§ **Collected data**
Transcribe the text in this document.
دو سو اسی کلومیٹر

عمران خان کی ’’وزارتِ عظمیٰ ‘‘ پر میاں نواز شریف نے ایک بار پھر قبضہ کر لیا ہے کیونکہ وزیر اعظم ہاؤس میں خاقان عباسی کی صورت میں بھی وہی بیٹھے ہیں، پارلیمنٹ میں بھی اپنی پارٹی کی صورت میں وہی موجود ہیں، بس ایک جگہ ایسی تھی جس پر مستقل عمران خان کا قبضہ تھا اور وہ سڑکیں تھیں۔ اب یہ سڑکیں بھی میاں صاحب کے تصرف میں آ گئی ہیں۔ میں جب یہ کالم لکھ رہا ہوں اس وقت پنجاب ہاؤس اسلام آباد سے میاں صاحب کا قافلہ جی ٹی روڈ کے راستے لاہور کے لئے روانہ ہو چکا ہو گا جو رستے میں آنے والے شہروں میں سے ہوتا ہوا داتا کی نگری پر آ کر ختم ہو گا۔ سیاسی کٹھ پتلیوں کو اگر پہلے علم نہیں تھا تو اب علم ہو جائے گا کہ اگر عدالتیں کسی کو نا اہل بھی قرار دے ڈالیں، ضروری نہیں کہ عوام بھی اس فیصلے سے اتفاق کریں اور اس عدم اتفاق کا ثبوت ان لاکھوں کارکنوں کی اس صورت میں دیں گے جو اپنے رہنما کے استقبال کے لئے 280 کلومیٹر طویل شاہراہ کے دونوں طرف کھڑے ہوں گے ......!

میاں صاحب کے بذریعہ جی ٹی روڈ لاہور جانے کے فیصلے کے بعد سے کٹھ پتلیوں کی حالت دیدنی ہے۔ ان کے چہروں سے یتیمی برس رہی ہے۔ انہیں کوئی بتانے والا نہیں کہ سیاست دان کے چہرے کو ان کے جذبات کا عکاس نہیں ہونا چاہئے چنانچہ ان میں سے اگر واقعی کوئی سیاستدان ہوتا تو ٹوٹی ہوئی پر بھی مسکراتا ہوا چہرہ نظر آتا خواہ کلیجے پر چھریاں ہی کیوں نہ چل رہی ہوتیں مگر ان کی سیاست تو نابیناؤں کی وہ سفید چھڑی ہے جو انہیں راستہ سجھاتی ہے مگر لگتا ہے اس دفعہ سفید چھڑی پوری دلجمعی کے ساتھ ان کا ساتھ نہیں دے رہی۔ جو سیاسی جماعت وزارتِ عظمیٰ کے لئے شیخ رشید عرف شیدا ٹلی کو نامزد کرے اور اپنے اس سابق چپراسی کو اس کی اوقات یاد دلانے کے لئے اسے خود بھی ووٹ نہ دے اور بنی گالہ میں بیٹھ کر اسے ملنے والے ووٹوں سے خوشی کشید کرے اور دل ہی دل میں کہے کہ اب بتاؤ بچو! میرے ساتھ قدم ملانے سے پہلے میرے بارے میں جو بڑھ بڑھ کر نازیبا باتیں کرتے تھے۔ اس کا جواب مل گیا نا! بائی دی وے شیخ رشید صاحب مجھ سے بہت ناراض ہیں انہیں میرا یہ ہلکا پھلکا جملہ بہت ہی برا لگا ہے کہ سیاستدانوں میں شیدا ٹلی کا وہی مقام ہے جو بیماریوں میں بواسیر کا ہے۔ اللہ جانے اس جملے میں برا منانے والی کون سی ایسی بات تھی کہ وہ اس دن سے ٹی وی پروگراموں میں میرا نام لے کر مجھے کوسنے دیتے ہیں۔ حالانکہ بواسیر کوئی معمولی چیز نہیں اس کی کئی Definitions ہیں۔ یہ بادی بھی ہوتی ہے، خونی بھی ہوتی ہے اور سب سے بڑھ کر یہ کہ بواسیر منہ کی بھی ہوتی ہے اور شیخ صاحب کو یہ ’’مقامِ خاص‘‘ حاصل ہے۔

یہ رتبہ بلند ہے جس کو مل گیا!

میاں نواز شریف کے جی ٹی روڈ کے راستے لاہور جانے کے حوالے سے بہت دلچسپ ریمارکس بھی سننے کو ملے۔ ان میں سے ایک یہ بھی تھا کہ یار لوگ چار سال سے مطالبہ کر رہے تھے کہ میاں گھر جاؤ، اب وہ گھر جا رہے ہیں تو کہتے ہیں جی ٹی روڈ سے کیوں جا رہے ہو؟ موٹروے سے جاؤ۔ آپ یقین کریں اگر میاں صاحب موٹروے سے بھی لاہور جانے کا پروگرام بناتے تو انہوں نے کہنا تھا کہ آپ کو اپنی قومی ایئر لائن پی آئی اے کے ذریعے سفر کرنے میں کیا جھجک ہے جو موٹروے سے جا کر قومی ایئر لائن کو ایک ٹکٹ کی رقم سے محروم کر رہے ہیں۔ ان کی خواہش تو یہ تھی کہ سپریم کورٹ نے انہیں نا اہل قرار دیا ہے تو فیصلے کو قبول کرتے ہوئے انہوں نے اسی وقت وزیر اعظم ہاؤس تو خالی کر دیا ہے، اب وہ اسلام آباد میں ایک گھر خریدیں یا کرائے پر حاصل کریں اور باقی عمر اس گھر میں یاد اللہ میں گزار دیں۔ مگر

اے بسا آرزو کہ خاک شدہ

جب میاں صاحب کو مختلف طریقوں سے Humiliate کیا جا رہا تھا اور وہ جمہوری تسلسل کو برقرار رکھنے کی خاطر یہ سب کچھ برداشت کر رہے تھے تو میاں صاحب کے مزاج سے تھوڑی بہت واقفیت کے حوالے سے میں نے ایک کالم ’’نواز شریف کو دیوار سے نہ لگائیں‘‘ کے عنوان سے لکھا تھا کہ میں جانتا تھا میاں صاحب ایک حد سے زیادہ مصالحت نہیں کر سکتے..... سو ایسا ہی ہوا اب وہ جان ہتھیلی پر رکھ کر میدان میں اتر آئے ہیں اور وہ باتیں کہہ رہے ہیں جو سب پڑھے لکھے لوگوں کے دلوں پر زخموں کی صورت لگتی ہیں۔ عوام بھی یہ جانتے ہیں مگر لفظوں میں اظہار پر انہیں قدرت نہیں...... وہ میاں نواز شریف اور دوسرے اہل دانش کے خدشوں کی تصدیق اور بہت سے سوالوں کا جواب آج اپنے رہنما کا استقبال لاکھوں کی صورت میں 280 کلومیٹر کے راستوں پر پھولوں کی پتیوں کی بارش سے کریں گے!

§ **DO THIS**
Output all preceding records character for character.

§ **RESPONSE FOR THIS EXERCISE**
Transcribe the text in this document.
دو سو اسی کلومیٹر

عمران خان کی ’’وزارتِ عظمیٰ ‘‘ پر میاں نواز شریف نے ایک بار پھر قبضہ کر لیا ہے کیونکہ وزیر اعظم ہاؤس میں خاقان عباسی کی صورت میں بھی وہی بیٹھے ہیں، پارلیمنٹ میں بھی اپنی پارٹی کی صورت میں وہی موجود ہیں، بس ایک جگہ ایسی تھی جس پر مستقل عمران خان کا قبضہ تھا اور وہ سڑکیں تھیں۔ اب یہ سڑکیں بھی میاں صاحب کے تصرف میں آ گئی ہیں۔ میں جب یہ کالم لکھ رہا ہوں اس وقت پنجاب ہاؤس اسلام آباد سے میاں صاحب کا قافلہ جی ٹی روڈ کے راستے لاہور کے لئے روانہ ہو چکا ہو گا جو رستے میں آنے والے شہروں میں سے ہوتا ہوا داتا کی نگری پر آ کر ختم ہو گا۔ سیاسی کٹھ پتلیوں کو اگر پہلے علم نہیں تھا تو اب علم ہو جائے گا کہ اگر عدالتیں کسی کو نا اہل بھی قرار دے ڈالیں، ضروری نہیں کہ عوام بھی اس فیصلے سے اتفاق کریں اور اس عدم اتفاق کا ثبوت ان لاکھوں کارکنوں کی اس صورت میں دیں گے جو اپنے رہنما کے استقبال کے لئے 280 کلومیٹر طویل شاہراہ کے دونوں طرف کھڑے ہوں گے ......!

میاں صاحب کے بذریعہ جی ٹی روڈ لاہور جانے کے فیصلے کے بعد سے کٹھ پتلیوں کی حالت دیدنی ہے۔ ان کے چہروں سے یتیمی برس رہی ہے۔ انہیں کوئی بتانے والا نہیں کہ سیاست دان کے چہرے کو ان کے جذبات کا عکاس نہیں ہونا چاہئے چنانچہ ان میں سے اگر واقعی کوئی سیاستدان ہوتا تو ٹوٹی ہوئی پر بھی مسکراتا ہوا چہرہ نظر آتا خواہ کلیجے پر چھریاں ہی کیوں نہ چل رہی ہوتیں مگر ان کی سیاست تو نابیناؤں کی وہ سفید چھڑی ہے جو انہیں راستہ سجھاتی ہے مگر لگتا ہے اس دفعہ سفید چھڑی پوری دلجمعی کے ساتھ ان کا ساتھ نہیں دے رہی۔ جو سیاسی جماعت وزارتِ عظمیٰ کے لئے شیخ رشید عرف شیدا ٹلی کو نامزد کرے اور اپنے اس سابق چپراسی کو اس کی اوقات یاد دلانے کے لئے اسے خود بھی ووٹ نہ دے اور بنی گالہ میں بیٹھ کر اسے ملنے والے ووٹوں سے خوشی کشید کرے اور دل ہی دل میں کہے کہ اب بتاؤ بچو! میرے ساتھ قدم ملانے سے پہلے میرے بارے میں جو بڑھ بڑھ کر نازیبا باتیں کرتے تھے۔ اس کا جواب مل گیا نا! بائی دی وے شیخ رشید صاحب مجھ سے بہت ناراض ہیں انہیں میرا یہ ہلکا پھلکا جملہ بہت ہی برا لگا ہے کہ سیاستدانوں میں شیدا ٹلی کا وہی مقام ہے جو بیماریوں میں بواسیر کا ہے۔ اللہ جانے اس جملے میں برا منانے والی کون سی ایسی بات تھی کہ وہ اس دن سے ٹی وی پروگراموں میں میرا نام لے کر مجھے کوسنے دیتے ہیں۔ حالانکہ بواسیر کوئی معمولی چیز نہیں اس کی کئی Definitions ہیں۔ یہ بادی بھی ہوتی ہے، خونی بھی ہوتی ہے اور سب سے بڑھ کر یہ کہ بواسیر منہ کی بھی ہوتی ہے اور شیخ صاحب کو یہ ’’مقامِ خاص‘‘ حاصل ہے۔

یہ رتبہ بلند ہے جس کو مل گیا!

میاں نواز شریف کے جی ٹی روڈ کے راستے لاہور جانے کے حوالے سے بہت دلچسپ ریمارکس بھی سننے کو ملے۔ ان میں سے ایک یہ بھی تھا کہ یار لوگ چار سال سے مطالبہ کر رہے تھے کہ میاں گھر جاؤ، اب وہ گھر جا رہے ہیں تو کہتے ہیں جی ٹی روڈ سے کیوں جا رہے ہو؟ موٹروے سے جاؤ۔ آپ یقین کریں اگر میاں صاحب موٹروے سے بھی لاہور جانے کا پروگرام بناتے تو انہوں نے کہنا تھا کہ آپ کو اپنی قومی ایئر لائن پی آئی اے کے ذریعے سفر کرنے میں کیا جھجک ہے جو موٹروے سے جا کر قومی ایئر لائن کو ایک ٹکٹ کی رقم سے محروم کر رہے ہیں۔ ان کی خواہش تو یہ تھی کہ سپریم کورٹ نے انہیں نا اہل قرار دیا ہے تو فیصلے کو قبول کرتے ہوئے انہوں نے اسی وقت وزیر اعظم ہاؤس تو خالی کر دیا ہے، اب وہ اسلام آباد میں ایک گھر خریدیں یا کرائے پر حاصل کریں اور باقی عمر اس گھر میں یاد اللہ میں گزار دیں۔ مگر

اے بسا آرزو کہ خاک شدہ

جب میاں صاحب کو مختلف طریقوں سے Humiliate کیا جا رہا تھا اور وہ جمہوری تسلسل کو برقرار رکھنے کی خاطر یہ سب کچھ برداشت کر رہے تھے تو میاں صاحب کے مزاج سے تھوڑی بہت واقفیت کے حوالے سے میں نے ایک کالم ’’نواز شریف کو دیوار سے نہ لگائیں‘‘ کے عنوان سے لکھا تھا کہ میں جانتا تھا میاں صاحب ایک حد سے زیادہ مصالحت نہیں کر سکتے..... سو ایسا ہی ہوا اب وہ جان ہتھیلی پر رکھ کر میدان میں اتر آئے ہیں اور وہ باتیں کہہ رہے ہیں جو سب پڑھے لکھے لوگوں کے دلوں پر زخموں کی صورت لگتی ہیں۔ عوام بھی یہ جانتے ہیں مگر لفظوں میں اظہار پر انہیں قدرت نہیں...... وہ میاں نواز شریف اور دوسرے اہل دانش کے خدشوں کی تصدیق اور بہت سے سوالوں کا جواب آج اپنے رہنما کا استقبال لاکھوں کی صورت میں 280 کلومیٹر کے راستوں پر پھولوں کی پتیوں کی بارش سے کریں گے!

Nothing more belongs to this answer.